[Tasks]
- a) Answer these from the new-house arbitration thread below, one line each:
(i) What two major problems with the house does the buyer name?
(ii) According to MOB, to whom must a dispute over whether defects are major be referred?
(iii) What does ClubMan say MOB is?
- b) Repeat word for word the part of the new-house arbitration thread that starts at "If you can't" and ends at "hard to estimate.".
- c) Say whether each statement agrees with the new-house arbitration thread below. Answer yes or no and quote the words that decide it.
(i) Stifster calls arbitration the cheapest route if no agreement can be reached.
(ii) MOB says there are many loopholes around a completion notice.
(iii) The buyer's contract allows closing to be held up over minor issues.

[Excerpted text]
* BEGIN *
# New house going to arbitration



## firsttimebuy (22 Oct 2007)

I am looking for advice and just wondering if anybody has been in the same situation? We have been served with a 28 notice of completion a new house but we are having major issues with the builder. Some of the snags on the list the builder is refusing to complete as he is saying our engineer is being unreasonable. There are 2 major problems a water damaged ceiling from the overflow pipe in the bathroom and fire regulations not being fully met in the attic. There are also several minor issues which in our contract we can't hold up the closing of the house, it can only be held up for major defects.
The solicitor says the next step if we and the builder can't agree on the snag list is arbitration. Does anybody know what is involved or what the costs could be? Or is there any alternative to this? Any advice is appreciated?


----------



## Stifster (22 Oct 2007)

If you can't reach agreement then the cheapest route is by way of arbitration. The costs will depend on the amount of work involved and would be hard to estimate.

I'd be having a serious chat with your engineer and before you go down the arbitration route have a third party do a snag. It would be a lot cheaper to get a second opinion at this stage.


----------



## MOB (22 Oct 2007)

"The solicitor says the next step if we and the builder can't agree on the snag list is arbitration."

If this is a standard Law Society building agreement, there are two dispute procedures; the first of these is a dispute as to whether defects are major or minor (you can not refuse to complete if they are minor and if builder undertakes to rectify - oddly the standard contract is silent on what do to if he refuses to so undertake)

This dispute as to whether or not defects are major must be referred to an Expert, not an arbitrator.  

Separate to this, there is a general provision for arbitration on other differences.


----------



## mickeyg (22 Oct 2007)

MOB, you seem quite familiar with the legal aspects of closing and I would like to ask a question in this regard. If the seller has indicated a closing date of 28 days does completion have to happen before the expiry of the 28 days. Are there any obvious circumstances where the purchaser can delay beyond this or is the seller in the driving seat and can keep the deposit if closure doesn't happen by the indicated date?

m


----------



## MOB (22 Oct 2007)

The standard contract provides for a completion notice (often called a 28 day notice) and if such a notice is validly served, then the buyer is indeed at risk of losing deposit if they do not complete within the notice period (as well as being sued if vendor re-sells at a loss) .  There can be disputes about whether a notice is valid; there can be disputes about the date of service; but by and large there are very few loopholes.  You would really need to get advice specific to a given transaction -there are no general observations I could make which would be very helpful.


----------



## ClubMan (22 Oct 2007)

mickeyg said:


> MOB, you seem quite familiar with the legal aspects of closing


_MOB _is a solicitor!


----------



## firsttimebuy (23 Oct 2007)

Thanks MOB. There are 2 items on our Engineers report that he considers major and has advised our solicitor of this. I just have a few questions who appoints the expert? and is it the case if the expert agrees with our Engineer then it would go to arbitration? Also would you have any idea of the costs involved as we would obviously have to take this in to consideration?


----------



## MOB (23 Oct 2007)

I just have a few questions who appoints the expert? and is it the case if the expert agrees with our Engineer then it would go to arbitration?
* END *
[Saved data entries]
* BEGIN *
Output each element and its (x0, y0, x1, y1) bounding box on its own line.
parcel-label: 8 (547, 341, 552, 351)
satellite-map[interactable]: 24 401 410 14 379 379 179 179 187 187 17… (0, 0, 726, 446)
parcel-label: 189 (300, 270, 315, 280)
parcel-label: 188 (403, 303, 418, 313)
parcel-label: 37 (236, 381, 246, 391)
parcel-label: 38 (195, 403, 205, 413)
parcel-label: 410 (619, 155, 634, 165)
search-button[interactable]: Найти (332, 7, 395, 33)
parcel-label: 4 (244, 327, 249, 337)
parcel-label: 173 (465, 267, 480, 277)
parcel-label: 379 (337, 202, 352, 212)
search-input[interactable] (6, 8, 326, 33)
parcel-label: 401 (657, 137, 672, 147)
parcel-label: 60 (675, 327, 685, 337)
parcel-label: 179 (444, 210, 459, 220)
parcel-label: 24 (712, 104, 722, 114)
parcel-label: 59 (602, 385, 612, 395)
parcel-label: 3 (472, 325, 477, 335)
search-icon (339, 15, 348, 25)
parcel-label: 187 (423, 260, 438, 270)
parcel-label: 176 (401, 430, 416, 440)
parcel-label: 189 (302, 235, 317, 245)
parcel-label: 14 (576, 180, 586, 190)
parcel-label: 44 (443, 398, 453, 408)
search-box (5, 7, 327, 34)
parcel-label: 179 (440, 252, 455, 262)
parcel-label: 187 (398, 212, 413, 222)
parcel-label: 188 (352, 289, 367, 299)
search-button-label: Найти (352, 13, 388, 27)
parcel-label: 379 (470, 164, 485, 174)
* END *
[Per-task answers]
- a)
(i) A water damaged ceiling from the overflow pipe in the bathroom, and fire regulations not being fully met in the attic.
(ii) To an Expert, not an arbitrator.
(iii) A solicitor.

- b)
If you can't reach agreement then the cheapest route is by way of arbitration. The costs will depend on the amount of work involved and would be hard to estimate.

- c)
(i) Yes: "If you can't reach agreement then the cheapest route is by way of arbitration."
(ii) No: "by and large there are very few loopholes."
(iii) No: "it can only be held up for major defects."